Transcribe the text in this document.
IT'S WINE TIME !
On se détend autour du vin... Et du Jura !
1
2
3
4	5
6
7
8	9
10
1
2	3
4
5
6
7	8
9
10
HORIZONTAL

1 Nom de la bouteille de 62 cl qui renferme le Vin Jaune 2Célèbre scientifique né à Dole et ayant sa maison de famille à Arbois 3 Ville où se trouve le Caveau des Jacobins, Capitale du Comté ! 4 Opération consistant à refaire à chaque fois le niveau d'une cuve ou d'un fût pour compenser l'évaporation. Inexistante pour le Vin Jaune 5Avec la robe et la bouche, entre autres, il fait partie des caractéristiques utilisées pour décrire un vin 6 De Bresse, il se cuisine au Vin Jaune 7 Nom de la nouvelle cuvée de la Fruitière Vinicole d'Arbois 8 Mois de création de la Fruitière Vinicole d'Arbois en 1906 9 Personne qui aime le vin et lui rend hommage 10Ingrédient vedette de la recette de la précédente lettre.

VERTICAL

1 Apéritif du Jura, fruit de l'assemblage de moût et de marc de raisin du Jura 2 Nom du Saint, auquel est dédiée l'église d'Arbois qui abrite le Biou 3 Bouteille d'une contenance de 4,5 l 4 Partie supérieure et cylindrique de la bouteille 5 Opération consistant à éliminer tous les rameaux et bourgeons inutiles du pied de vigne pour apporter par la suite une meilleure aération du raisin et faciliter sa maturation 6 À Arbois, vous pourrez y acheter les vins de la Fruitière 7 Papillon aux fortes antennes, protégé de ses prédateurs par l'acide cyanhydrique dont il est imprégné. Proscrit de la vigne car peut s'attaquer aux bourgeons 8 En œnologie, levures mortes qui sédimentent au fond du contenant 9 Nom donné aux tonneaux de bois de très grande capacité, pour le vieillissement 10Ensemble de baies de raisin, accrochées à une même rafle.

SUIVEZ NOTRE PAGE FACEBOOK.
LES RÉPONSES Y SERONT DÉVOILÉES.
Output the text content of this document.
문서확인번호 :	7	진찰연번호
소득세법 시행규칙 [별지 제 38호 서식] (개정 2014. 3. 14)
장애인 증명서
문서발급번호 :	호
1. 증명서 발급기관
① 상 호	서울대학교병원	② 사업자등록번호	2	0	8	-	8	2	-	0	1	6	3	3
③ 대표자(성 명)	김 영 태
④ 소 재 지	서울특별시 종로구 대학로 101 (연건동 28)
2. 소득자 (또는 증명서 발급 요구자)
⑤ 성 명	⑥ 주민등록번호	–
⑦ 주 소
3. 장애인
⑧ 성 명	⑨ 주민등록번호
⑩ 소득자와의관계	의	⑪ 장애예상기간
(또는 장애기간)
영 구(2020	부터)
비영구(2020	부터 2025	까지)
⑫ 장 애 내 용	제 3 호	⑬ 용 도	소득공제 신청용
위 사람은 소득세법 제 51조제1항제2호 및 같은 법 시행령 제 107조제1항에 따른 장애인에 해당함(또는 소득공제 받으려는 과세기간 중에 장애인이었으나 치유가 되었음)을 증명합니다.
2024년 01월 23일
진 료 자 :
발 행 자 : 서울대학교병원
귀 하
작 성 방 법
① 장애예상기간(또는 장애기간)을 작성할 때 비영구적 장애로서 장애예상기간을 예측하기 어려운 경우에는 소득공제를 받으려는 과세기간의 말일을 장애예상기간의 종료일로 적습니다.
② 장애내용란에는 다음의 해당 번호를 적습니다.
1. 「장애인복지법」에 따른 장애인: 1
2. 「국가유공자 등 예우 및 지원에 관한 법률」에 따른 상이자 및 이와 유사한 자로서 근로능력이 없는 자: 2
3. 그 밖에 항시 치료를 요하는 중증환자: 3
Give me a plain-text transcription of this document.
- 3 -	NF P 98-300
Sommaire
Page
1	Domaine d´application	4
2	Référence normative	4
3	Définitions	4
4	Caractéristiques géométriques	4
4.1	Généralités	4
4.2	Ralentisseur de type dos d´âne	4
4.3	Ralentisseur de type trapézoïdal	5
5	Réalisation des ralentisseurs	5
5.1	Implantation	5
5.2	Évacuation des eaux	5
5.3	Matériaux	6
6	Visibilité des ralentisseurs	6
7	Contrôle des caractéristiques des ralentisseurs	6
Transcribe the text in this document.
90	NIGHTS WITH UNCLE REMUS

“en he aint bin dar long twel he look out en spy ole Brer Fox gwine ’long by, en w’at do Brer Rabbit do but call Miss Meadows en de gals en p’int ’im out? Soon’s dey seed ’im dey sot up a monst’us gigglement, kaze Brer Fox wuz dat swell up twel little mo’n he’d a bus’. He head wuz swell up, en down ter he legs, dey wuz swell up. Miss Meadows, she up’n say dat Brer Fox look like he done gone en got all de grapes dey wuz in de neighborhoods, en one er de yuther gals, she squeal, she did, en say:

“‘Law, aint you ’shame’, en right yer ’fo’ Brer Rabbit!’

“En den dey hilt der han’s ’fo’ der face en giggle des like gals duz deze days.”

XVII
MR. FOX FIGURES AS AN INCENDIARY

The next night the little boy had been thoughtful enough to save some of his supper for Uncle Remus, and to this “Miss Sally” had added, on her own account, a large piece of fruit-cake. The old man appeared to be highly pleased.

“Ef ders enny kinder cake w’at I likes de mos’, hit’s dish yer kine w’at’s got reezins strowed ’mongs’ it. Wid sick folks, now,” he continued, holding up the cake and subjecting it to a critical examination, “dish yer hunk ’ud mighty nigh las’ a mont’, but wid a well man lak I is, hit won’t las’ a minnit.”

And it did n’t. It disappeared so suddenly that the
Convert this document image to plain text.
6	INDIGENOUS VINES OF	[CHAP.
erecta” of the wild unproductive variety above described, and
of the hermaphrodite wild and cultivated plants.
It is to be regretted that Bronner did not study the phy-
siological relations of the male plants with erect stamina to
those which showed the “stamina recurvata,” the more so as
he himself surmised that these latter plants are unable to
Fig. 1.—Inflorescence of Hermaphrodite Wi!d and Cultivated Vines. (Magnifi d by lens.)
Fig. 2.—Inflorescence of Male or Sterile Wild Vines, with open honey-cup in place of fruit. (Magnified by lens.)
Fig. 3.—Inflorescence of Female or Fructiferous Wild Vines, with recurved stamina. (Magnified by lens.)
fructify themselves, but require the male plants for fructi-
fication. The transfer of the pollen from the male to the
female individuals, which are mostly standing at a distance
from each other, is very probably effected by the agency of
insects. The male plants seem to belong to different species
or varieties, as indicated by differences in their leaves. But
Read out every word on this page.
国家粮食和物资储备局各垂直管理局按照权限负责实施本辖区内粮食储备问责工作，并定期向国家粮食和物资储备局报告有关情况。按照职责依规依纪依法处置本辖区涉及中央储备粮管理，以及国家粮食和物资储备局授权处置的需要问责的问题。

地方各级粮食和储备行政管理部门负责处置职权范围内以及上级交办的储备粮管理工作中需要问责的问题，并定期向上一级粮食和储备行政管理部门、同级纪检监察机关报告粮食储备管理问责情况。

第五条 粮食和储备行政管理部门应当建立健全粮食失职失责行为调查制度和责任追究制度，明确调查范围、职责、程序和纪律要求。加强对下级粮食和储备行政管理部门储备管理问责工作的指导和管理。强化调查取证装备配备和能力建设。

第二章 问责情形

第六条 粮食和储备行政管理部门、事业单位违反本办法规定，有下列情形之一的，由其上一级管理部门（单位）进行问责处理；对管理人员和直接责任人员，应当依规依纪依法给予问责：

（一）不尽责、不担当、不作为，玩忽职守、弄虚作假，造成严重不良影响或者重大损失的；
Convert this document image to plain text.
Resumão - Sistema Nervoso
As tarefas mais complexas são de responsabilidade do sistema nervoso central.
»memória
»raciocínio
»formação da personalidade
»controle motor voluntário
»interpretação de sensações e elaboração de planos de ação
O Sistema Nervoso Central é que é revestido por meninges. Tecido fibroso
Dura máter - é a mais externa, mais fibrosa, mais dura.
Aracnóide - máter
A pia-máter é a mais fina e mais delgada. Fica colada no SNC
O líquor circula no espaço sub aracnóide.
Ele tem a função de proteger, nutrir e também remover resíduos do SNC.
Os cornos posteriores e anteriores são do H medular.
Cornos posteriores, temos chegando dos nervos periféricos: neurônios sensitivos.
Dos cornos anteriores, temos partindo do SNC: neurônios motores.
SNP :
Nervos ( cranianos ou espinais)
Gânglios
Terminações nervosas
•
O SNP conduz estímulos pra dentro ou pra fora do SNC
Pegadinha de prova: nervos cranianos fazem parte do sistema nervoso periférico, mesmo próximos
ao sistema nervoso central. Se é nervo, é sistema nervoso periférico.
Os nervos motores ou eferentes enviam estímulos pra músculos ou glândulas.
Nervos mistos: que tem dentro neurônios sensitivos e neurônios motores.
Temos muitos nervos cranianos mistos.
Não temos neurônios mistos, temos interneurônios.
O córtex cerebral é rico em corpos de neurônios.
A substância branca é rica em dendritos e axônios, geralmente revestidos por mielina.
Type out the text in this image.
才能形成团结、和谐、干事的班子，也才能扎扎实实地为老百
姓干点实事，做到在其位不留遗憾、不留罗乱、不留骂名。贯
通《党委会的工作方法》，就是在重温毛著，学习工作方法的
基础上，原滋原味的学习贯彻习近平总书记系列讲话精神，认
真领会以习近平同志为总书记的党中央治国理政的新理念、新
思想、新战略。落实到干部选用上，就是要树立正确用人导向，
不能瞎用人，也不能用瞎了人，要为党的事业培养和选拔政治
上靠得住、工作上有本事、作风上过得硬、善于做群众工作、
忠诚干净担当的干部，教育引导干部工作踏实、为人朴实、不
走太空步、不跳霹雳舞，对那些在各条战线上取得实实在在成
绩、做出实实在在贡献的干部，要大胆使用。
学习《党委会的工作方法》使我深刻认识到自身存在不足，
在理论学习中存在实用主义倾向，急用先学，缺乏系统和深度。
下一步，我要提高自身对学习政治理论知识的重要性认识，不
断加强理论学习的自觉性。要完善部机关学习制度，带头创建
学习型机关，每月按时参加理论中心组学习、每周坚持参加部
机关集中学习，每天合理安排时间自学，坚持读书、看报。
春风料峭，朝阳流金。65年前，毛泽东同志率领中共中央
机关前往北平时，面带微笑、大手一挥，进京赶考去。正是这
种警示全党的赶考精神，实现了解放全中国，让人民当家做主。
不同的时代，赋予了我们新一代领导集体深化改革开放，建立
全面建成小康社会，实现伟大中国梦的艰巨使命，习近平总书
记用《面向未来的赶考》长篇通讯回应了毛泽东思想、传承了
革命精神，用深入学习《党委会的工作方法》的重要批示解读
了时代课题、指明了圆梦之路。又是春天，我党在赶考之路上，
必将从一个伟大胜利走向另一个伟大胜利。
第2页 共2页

▶ **WHAT THE TASK ASKS**
In the entries above, identify each line that includes the string "plants", then copy it.

▶ **THE OUTPUT**
of the hermaphrodite wild and cultivated plants.
siological relations of the male plants with erect stamina to
he himself surmised that these latter plants are unable to
fructify themselves, but require the male plants for fructi-
insects. The male plants seem to belong to different species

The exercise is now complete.